Dataset listings of figures:
-- Start --

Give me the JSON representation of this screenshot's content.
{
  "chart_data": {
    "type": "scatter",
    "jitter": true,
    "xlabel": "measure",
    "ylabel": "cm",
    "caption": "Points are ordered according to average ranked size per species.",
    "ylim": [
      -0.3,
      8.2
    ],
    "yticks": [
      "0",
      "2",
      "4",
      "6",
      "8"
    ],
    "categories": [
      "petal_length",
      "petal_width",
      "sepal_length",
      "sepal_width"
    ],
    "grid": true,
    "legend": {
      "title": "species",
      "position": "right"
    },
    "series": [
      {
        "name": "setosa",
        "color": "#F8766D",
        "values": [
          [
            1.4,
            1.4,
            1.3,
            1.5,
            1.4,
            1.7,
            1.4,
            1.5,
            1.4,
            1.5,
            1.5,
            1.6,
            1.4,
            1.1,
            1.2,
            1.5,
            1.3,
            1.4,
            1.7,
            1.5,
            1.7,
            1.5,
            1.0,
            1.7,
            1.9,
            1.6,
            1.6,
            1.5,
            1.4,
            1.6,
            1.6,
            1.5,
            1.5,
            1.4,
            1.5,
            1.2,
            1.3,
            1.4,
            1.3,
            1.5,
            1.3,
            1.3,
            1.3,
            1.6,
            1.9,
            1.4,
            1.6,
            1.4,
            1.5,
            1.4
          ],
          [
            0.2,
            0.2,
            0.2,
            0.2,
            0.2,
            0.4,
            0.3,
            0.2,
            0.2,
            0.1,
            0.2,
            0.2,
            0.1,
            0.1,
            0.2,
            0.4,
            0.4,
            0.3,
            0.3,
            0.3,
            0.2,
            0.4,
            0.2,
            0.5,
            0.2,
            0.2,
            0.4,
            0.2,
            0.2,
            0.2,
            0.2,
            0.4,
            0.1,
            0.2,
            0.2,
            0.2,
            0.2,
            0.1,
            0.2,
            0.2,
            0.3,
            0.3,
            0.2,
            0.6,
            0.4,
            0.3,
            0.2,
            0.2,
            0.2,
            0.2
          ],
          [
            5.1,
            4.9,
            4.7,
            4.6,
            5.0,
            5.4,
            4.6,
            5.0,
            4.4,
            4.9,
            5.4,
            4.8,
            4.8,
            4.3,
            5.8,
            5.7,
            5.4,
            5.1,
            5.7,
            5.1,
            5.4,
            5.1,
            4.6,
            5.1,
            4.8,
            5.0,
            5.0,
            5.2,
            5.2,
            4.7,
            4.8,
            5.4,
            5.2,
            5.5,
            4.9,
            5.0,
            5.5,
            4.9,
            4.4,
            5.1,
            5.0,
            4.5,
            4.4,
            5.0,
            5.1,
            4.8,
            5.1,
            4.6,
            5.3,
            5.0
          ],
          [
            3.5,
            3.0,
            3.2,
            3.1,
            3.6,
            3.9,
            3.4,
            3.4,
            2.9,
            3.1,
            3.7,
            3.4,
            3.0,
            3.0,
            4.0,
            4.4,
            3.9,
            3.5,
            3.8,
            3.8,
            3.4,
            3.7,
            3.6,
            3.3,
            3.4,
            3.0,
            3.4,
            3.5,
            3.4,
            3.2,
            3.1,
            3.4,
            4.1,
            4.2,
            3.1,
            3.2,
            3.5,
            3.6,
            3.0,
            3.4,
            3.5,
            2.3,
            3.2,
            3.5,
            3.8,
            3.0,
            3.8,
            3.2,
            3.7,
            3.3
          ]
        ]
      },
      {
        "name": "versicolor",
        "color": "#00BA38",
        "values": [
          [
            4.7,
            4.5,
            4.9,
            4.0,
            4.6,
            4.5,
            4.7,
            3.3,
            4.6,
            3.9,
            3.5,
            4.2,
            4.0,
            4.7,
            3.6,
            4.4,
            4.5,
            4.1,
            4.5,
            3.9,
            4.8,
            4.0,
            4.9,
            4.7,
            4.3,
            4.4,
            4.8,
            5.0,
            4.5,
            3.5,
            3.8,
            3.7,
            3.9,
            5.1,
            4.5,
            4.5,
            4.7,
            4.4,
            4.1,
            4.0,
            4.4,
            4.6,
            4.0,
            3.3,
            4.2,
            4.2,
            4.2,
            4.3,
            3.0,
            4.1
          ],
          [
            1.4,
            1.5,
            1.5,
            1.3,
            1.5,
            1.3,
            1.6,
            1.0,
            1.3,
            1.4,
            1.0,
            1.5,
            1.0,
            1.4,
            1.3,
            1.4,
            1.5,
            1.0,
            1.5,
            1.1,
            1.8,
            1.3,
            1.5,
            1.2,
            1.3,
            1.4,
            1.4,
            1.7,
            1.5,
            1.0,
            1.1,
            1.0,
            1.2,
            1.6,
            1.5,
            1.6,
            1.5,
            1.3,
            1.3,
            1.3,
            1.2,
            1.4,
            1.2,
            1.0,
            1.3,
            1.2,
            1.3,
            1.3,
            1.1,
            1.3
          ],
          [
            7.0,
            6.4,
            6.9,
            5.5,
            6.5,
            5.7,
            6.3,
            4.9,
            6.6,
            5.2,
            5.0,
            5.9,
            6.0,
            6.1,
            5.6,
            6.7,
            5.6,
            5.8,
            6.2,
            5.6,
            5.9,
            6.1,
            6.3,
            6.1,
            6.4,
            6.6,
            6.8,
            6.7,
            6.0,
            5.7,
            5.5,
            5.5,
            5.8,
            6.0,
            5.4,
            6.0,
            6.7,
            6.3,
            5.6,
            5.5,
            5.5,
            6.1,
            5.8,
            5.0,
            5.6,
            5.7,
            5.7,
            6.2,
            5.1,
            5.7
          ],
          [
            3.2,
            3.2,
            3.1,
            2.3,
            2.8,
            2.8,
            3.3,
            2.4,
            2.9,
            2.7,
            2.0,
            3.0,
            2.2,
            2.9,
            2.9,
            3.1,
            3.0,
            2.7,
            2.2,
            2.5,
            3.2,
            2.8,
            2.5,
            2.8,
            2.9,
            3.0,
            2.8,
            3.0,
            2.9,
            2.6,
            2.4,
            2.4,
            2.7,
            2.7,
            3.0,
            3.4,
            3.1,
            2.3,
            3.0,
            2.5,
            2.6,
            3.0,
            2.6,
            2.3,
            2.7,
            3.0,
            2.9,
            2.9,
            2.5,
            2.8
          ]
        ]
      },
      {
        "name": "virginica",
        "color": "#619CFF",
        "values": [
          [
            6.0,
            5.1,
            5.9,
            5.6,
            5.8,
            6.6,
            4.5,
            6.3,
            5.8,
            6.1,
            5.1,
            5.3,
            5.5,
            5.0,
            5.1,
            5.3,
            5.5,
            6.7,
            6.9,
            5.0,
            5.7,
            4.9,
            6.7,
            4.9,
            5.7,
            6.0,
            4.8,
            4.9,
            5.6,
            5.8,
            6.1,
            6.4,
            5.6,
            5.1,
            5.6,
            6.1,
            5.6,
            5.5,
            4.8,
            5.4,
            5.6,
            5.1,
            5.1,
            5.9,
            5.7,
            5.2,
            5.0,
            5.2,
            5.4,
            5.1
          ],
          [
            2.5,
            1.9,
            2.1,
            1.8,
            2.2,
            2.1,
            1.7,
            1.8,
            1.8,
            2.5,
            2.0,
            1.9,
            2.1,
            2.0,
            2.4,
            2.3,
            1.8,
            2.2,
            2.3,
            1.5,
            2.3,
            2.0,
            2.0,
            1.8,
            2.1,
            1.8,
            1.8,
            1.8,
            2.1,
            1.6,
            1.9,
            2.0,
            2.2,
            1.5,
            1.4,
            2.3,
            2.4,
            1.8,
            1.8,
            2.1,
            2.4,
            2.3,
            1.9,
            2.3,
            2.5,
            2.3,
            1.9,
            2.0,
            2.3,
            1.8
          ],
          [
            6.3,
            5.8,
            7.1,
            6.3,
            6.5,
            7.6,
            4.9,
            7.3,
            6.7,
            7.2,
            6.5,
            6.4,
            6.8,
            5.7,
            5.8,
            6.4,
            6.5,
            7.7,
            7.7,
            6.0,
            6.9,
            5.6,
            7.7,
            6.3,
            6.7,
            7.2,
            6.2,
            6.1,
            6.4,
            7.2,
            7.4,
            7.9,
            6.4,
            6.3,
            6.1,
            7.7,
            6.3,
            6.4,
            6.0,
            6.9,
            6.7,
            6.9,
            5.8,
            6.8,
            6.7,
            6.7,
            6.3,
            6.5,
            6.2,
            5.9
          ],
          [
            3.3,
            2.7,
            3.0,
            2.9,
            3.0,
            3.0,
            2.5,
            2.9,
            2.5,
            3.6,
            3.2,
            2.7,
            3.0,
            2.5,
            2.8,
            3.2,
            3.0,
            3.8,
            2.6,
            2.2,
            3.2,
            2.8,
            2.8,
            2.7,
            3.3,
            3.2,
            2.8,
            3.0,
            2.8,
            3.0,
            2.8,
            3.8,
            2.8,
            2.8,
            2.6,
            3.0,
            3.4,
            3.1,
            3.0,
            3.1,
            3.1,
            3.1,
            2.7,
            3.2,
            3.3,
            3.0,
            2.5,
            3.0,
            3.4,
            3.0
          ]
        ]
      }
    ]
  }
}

-- End --
-- Start --

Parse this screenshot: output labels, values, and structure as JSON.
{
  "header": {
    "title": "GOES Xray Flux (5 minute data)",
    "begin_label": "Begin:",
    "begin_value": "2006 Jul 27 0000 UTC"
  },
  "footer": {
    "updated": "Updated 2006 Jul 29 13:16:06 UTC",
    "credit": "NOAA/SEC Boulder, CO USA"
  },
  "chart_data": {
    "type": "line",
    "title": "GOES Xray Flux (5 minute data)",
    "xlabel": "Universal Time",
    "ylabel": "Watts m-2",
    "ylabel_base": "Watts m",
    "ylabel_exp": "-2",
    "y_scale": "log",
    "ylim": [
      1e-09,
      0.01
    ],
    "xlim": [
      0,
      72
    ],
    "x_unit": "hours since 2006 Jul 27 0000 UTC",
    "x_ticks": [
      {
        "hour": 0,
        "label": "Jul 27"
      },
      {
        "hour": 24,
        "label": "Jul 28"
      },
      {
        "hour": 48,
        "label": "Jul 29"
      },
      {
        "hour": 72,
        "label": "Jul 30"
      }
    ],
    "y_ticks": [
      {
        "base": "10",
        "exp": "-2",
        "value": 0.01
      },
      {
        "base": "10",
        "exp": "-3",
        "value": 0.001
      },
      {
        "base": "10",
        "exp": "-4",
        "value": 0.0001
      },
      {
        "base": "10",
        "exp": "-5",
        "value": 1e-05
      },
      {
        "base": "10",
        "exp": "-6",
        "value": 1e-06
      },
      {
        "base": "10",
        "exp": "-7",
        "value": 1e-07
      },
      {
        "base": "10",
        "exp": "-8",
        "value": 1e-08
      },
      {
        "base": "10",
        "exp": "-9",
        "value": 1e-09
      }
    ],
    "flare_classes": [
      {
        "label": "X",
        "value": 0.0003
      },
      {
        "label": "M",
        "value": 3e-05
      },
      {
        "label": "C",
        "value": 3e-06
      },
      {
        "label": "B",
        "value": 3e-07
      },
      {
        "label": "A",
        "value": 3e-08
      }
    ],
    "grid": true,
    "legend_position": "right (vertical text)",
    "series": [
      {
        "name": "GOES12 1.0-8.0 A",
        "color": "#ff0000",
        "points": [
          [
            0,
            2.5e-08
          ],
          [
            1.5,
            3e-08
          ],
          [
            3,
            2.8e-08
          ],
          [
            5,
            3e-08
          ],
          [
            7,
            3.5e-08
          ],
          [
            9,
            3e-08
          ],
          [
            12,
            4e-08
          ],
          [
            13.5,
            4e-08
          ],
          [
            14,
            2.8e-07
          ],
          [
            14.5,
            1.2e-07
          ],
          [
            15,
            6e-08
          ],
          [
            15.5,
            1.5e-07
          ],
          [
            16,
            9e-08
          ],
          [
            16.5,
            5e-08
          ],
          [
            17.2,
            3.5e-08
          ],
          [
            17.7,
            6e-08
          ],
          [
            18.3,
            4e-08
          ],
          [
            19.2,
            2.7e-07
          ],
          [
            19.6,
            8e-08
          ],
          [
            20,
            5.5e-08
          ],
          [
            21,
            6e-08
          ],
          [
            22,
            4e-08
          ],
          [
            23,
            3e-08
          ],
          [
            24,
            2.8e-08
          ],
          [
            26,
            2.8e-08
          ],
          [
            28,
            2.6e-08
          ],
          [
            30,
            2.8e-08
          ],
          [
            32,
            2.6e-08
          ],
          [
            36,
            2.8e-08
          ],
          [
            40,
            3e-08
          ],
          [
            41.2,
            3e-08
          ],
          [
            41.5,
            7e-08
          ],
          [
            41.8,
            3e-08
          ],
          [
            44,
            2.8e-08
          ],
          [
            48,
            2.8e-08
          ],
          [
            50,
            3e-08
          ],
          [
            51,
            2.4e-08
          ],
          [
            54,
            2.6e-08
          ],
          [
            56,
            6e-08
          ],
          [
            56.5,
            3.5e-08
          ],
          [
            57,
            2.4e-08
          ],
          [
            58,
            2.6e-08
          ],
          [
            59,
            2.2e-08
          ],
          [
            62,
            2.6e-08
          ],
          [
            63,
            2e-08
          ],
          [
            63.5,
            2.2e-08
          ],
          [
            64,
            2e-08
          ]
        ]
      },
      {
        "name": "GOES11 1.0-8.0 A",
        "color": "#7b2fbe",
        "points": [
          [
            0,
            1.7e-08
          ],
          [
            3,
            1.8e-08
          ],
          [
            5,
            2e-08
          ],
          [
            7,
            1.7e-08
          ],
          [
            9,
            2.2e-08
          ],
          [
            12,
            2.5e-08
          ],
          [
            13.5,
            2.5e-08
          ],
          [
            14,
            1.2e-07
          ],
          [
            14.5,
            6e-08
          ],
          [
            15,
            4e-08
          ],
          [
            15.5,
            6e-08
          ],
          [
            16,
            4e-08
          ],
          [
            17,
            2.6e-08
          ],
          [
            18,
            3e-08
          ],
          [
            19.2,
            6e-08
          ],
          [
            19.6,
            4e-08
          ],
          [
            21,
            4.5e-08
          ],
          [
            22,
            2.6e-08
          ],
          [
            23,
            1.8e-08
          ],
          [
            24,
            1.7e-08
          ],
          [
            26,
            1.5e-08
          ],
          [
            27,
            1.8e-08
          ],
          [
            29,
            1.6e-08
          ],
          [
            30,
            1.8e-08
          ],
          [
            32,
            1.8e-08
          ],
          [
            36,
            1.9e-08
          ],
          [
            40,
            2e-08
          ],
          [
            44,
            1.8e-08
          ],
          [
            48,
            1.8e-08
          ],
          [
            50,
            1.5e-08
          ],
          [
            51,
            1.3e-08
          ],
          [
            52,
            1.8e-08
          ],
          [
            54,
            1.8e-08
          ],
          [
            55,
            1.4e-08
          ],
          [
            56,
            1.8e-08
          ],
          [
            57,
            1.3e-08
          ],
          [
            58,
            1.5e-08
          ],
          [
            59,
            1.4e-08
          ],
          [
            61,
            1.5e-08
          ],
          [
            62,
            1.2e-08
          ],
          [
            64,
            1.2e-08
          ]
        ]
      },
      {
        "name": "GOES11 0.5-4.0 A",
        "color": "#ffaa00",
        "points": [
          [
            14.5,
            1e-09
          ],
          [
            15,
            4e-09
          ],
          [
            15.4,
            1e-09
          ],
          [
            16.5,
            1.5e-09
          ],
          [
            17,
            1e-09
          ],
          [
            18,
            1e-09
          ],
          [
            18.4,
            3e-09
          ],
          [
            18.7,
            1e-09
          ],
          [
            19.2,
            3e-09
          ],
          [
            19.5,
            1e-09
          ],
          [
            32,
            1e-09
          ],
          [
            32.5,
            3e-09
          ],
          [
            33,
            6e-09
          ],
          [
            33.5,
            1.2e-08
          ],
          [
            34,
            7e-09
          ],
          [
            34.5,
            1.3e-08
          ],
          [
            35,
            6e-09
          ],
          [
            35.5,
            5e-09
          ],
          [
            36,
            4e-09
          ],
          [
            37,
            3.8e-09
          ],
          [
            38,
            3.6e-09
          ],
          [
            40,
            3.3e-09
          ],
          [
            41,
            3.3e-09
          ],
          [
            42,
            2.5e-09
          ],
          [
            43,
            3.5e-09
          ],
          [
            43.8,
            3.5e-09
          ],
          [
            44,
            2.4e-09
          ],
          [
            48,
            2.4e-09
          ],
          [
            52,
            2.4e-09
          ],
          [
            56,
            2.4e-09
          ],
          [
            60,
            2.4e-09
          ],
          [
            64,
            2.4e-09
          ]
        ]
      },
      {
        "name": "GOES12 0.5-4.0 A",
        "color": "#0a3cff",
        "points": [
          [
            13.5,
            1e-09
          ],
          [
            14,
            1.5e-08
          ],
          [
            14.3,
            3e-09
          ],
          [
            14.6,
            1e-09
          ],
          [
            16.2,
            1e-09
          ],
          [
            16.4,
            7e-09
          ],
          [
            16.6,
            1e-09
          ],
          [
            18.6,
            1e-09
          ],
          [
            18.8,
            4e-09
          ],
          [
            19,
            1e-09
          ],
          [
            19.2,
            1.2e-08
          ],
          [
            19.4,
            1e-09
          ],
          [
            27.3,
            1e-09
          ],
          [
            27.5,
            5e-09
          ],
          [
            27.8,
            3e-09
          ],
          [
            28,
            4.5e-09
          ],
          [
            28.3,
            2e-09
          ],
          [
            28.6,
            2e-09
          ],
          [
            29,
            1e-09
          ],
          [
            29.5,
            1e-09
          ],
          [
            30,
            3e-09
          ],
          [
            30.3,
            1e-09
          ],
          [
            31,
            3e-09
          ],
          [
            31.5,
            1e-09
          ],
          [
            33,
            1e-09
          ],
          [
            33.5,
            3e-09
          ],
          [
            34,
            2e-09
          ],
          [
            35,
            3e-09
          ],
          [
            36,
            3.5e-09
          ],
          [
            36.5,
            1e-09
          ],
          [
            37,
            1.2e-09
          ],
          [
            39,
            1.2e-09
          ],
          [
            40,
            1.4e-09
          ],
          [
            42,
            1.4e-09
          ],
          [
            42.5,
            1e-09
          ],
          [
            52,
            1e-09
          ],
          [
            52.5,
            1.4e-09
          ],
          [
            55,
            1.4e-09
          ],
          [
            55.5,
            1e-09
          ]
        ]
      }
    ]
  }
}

-- End --
-- Start --

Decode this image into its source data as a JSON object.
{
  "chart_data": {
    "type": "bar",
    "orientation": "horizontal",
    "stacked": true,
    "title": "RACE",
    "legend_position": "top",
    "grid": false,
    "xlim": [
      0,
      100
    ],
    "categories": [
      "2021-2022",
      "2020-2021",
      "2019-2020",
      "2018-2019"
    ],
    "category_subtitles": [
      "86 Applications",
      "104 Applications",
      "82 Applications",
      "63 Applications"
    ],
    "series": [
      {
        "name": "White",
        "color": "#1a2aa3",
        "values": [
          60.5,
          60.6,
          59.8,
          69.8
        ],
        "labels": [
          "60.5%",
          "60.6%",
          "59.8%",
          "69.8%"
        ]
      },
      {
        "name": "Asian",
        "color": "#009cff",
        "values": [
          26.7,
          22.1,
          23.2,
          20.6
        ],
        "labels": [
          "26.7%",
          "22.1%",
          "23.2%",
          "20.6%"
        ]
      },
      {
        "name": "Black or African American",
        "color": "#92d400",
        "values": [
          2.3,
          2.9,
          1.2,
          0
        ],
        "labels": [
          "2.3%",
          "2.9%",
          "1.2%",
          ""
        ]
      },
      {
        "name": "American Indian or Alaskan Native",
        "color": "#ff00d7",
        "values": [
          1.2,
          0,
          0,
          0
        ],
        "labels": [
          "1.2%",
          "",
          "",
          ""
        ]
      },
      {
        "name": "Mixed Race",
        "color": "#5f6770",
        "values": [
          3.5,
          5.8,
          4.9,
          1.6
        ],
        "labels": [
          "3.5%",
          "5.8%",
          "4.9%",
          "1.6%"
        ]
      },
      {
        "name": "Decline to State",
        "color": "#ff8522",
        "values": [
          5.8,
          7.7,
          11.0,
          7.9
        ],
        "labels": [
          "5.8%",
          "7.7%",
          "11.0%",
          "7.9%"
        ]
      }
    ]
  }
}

-- End --

**Stated task**
Where a line above contains the string "Applications", copy that line.

**Problem solution**
      "86 Applications",
      "104 Applications",
      "82 Applications",
      "63 Applications"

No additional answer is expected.